(Beginning of Data records)

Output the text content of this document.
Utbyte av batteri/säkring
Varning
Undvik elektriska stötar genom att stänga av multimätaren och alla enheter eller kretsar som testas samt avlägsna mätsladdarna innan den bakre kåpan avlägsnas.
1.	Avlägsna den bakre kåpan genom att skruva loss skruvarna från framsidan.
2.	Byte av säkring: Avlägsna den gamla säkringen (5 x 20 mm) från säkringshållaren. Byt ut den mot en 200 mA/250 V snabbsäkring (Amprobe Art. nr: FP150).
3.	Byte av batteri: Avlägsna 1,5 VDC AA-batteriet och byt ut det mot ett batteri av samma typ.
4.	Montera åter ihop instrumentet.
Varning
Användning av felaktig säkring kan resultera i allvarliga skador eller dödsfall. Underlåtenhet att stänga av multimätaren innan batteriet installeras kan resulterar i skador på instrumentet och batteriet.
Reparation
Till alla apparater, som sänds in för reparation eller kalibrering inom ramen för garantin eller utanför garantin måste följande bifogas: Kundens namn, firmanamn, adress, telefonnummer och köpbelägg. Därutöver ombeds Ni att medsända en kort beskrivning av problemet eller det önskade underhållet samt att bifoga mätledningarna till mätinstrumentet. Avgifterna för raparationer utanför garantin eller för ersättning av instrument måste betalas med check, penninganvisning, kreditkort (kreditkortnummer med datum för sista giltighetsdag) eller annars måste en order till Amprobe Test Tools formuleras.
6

(End of Data records)
(Beginning of Data records)

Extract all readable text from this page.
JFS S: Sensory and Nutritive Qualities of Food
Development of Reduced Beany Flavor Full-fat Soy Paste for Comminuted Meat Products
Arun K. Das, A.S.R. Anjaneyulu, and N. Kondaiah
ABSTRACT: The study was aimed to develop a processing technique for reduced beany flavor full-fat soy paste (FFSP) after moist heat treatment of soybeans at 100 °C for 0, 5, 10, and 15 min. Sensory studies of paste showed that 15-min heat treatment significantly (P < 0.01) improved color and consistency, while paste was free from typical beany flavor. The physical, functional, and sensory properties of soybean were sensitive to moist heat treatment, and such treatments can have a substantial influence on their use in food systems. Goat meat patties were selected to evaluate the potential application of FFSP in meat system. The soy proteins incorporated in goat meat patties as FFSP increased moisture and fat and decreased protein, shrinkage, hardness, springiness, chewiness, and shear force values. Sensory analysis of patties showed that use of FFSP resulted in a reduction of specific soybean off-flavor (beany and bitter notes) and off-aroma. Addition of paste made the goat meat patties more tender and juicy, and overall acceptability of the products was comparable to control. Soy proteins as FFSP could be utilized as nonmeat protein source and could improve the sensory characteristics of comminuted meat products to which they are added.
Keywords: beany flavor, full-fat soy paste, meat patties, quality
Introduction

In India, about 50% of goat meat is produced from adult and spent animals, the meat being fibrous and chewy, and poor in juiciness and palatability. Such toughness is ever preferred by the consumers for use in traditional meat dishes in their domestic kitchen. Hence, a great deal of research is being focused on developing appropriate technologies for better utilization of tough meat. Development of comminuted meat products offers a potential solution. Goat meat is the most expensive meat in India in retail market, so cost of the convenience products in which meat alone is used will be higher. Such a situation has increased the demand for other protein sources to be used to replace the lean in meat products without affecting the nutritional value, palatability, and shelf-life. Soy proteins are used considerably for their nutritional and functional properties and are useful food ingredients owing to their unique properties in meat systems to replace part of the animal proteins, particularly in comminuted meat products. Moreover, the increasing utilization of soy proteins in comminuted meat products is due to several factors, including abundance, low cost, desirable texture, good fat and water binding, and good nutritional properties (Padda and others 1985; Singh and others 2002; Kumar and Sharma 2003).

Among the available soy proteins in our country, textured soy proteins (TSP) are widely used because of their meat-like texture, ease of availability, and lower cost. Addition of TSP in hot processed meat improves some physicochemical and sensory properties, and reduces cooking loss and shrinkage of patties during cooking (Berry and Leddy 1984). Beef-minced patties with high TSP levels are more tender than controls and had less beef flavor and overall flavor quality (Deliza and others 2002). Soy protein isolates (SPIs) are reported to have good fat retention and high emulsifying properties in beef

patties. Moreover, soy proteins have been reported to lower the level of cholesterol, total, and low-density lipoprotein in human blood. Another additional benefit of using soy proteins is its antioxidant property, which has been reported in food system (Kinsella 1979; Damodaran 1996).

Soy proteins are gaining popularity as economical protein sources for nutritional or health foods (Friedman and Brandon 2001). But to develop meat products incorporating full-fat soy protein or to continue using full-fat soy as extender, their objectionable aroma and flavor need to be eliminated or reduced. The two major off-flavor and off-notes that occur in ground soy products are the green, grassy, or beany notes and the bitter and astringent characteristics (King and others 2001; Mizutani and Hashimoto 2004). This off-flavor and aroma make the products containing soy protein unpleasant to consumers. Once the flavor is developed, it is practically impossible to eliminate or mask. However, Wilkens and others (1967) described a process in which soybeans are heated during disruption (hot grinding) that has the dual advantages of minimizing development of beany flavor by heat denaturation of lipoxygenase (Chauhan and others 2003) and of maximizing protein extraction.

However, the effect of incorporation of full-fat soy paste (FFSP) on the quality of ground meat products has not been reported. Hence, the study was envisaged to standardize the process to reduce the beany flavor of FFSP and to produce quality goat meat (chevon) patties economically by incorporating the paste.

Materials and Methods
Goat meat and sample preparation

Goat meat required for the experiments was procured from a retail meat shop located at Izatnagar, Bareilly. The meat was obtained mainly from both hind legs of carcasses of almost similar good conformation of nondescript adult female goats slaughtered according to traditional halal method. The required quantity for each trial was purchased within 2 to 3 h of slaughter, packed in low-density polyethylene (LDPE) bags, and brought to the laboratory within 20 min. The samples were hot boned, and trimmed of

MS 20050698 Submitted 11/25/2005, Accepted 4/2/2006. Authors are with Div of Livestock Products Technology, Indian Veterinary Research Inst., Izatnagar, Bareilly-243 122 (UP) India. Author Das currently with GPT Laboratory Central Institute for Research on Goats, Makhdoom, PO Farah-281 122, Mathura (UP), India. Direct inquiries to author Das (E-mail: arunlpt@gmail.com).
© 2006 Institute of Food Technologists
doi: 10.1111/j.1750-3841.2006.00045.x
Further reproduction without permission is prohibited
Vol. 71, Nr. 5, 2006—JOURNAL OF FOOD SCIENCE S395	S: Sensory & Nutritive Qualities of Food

(End of Data records)

What needs to be done
The answer must be every line of the listing that holds the word "multimätaren".

Solution
Undvik elektriska stötar genom att stänga av multimätaren och alla enheter eller kretsar som testas samt avlägsna mätsladdarna innan den bakre kåpan avlägsnas.
Användning av felaktig säkring kan resultera i allvarliga skador eller dödsfall. Underlåtenhet att stänga av multimätaren innan batteriet installeras kan resulterar i skador på instrumentet och batteriet.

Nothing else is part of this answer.